* DIRECTIVE
Return the lines where the word "What" occurs.

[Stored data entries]
-*-

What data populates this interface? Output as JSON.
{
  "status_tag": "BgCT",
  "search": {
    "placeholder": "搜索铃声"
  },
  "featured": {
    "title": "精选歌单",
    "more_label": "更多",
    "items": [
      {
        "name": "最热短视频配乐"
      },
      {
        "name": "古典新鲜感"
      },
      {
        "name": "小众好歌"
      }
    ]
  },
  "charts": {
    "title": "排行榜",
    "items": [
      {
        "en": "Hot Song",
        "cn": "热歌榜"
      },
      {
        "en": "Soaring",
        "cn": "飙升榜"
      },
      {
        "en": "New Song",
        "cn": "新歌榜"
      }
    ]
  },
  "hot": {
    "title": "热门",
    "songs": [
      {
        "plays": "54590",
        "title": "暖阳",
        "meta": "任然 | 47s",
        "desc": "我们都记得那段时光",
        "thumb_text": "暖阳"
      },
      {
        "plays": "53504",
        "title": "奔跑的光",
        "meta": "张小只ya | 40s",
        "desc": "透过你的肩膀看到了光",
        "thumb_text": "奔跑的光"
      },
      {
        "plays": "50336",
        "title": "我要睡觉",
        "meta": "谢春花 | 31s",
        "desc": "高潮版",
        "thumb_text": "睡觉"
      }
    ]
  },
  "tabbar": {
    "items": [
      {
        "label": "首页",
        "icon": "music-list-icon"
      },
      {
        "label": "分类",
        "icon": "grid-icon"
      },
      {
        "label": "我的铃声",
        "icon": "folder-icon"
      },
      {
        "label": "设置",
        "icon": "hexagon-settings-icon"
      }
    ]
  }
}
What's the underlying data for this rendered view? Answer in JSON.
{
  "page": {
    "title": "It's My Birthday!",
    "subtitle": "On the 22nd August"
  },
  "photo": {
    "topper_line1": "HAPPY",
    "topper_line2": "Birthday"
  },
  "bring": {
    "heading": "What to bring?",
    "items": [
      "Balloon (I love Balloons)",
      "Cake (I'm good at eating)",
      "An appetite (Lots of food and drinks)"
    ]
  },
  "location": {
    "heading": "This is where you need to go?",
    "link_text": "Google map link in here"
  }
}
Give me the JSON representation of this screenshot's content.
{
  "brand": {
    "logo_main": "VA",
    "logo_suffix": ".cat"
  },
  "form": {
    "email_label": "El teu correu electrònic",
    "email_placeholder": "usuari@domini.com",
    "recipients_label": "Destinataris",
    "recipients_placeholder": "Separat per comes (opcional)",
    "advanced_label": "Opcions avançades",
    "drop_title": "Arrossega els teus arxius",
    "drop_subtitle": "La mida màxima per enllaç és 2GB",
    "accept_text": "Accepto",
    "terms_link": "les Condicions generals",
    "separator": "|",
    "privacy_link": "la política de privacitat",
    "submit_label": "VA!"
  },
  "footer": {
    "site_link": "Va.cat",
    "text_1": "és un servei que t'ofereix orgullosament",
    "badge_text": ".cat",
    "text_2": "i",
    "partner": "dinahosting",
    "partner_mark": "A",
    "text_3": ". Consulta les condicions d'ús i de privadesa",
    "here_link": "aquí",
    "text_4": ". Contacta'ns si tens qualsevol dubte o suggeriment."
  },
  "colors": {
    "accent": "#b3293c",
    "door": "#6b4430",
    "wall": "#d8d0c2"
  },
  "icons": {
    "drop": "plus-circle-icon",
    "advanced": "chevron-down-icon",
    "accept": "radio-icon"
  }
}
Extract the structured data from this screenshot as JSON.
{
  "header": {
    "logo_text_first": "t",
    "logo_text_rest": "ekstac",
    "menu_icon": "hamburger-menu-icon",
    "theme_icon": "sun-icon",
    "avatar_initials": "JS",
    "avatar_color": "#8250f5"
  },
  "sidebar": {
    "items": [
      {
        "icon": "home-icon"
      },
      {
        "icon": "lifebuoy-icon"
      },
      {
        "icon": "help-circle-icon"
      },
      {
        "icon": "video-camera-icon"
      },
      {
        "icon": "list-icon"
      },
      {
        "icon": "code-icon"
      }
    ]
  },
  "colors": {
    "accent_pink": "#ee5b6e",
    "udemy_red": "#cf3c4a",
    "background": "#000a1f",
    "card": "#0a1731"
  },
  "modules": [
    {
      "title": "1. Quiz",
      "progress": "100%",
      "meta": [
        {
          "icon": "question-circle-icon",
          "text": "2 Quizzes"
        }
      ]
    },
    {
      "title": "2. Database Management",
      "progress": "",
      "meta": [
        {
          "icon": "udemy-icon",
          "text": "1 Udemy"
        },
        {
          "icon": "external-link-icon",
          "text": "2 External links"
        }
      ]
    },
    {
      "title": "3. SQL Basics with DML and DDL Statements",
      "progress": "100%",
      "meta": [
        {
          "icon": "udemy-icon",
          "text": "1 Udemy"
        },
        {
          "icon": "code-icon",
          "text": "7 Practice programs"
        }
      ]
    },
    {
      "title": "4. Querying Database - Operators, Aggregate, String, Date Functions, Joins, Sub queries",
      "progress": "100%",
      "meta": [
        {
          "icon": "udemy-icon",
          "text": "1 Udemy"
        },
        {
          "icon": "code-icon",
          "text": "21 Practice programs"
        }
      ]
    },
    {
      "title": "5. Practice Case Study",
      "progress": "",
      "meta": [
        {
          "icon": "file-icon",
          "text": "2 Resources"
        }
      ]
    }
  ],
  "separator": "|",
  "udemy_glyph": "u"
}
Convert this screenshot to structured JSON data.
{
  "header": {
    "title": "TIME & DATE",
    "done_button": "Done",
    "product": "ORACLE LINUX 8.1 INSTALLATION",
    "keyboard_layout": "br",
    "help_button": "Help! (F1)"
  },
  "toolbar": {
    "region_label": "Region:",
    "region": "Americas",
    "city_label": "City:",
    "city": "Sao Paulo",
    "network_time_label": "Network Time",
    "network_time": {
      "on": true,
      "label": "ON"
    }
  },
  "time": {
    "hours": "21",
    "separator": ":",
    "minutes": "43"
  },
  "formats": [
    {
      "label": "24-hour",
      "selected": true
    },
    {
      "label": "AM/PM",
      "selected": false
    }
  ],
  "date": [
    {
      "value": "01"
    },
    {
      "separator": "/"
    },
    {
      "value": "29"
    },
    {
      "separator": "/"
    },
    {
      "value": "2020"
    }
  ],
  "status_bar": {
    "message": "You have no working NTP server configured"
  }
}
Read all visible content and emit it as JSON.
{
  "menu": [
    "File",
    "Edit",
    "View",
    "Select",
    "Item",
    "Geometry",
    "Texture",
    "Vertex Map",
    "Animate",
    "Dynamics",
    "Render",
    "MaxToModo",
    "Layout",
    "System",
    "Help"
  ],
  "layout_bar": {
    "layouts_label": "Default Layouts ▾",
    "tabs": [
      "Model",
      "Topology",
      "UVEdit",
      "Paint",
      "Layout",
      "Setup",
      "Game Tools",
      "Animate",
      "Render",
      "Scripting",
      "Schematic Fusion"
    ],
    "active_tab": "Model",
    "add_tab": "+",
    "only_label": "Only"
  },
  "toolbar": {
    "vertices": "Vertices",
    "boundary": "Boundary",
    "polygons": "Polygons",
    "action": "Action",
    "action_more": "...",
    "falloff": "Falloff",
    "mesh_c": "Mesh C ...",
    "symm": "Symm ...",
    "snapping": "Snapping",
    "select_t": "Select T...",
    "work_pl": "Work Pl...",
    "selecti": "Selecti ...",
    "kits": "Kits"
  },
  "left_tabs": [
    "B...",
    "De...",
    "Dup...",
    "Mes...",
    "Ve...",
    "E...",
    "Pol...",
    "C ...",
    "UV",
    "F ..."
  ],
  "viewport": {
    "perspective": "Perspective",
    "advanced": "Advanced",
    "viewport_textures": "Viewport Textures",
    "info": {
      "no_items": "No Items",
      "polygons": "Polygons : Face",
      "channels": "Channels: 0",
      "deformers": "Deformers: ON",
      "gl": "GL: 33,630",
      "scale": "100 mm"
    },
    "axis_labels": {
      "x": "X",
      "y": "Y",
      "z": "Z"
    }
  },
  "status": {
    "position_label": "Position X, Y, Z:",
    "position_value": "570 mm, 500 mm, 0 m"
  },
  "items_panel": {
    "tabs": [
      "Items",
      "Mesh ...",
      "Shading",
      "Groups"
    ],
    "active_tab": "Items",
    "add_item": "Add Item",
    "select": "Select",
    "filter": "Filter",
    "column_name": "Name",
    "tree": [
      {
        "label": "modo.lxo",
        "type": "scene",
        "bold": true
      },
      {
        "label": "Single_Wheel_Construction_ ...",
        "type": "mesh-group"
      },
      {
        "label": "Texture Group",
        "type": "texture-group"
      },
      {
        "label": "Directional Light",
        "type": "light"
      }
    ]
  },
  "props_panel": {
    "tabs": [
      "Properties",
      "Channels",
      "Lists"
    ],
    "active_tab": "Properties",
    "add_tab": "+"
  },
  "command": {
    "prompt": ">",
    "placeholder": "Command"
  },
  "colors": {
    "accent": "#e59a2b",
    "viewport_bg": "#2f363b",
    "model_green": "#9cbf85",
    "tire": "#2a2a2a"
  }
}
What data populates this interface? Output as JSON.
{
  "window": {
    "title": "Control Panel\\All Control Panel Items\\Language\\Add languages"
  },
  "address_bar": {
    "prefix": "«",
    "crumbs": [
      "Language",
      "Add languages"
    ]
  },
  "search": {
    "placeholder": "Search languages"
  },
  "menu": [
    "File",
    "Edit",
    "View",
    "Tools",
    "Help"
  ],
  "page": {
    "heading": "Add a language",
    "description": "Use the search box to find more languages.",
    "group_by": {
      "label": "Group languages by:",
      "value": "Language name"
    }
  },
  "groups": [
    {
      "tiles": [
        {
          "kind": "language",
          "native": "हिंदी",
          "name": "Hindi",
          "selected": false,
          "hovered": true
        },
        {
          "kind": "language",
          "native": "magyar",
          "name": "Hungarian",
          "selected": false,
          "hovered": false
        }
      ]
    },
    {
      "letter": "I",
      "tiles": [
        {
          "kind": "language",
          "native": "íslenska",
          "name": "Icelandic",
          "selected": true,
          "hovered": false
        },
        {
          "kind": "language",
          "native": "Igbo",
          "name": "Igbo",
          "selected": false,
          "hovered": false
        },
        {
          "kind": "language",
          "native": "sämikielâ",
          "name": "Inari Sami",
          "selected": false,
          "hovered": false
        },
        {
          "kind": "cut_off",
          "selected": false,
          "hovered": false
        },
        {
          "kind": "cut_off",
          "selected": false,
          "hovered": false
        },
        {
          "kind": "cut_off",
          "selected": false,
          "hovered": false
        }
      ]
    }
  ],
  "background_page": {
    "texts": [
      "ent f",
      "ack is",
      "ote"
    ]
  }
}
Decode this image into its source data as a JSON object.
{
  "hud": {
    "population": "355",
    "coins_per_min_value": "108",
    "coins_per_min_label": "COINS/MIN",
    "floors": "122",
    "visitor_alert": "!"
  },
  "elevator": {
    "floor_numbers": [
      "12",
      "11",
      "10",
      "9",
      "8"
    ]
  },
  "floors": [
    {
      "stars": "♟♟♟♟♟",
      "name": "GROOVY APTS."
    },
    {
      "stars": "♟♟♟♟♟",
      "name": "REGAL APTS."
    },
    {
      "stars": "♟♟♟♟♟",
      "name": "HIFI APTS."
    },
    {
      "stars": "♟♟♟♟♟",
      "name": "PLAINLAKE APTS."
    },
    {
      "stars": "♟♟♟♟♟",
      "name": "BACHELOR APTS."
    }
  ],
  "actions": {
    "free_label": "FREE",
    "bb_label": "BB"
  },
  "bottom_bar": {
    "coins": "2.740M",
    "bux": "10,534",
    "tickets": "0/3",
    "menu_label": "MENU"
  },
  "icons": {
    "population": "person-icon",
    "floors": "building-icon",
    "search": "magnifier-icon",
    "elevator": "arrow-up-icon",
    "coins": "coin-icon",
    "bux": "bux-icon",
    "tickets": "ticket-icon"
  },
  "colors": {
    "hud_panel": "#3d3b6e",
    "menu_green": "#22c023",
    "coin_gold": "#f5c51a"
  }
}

-*-

* COMPLETED EXERCISE
What data populates this interface? Output as JSON.
What's the underlying data for this rendered view? Answer in JSON.
    "heading": "What to bring?",
What data populates this interface? Output as JSON.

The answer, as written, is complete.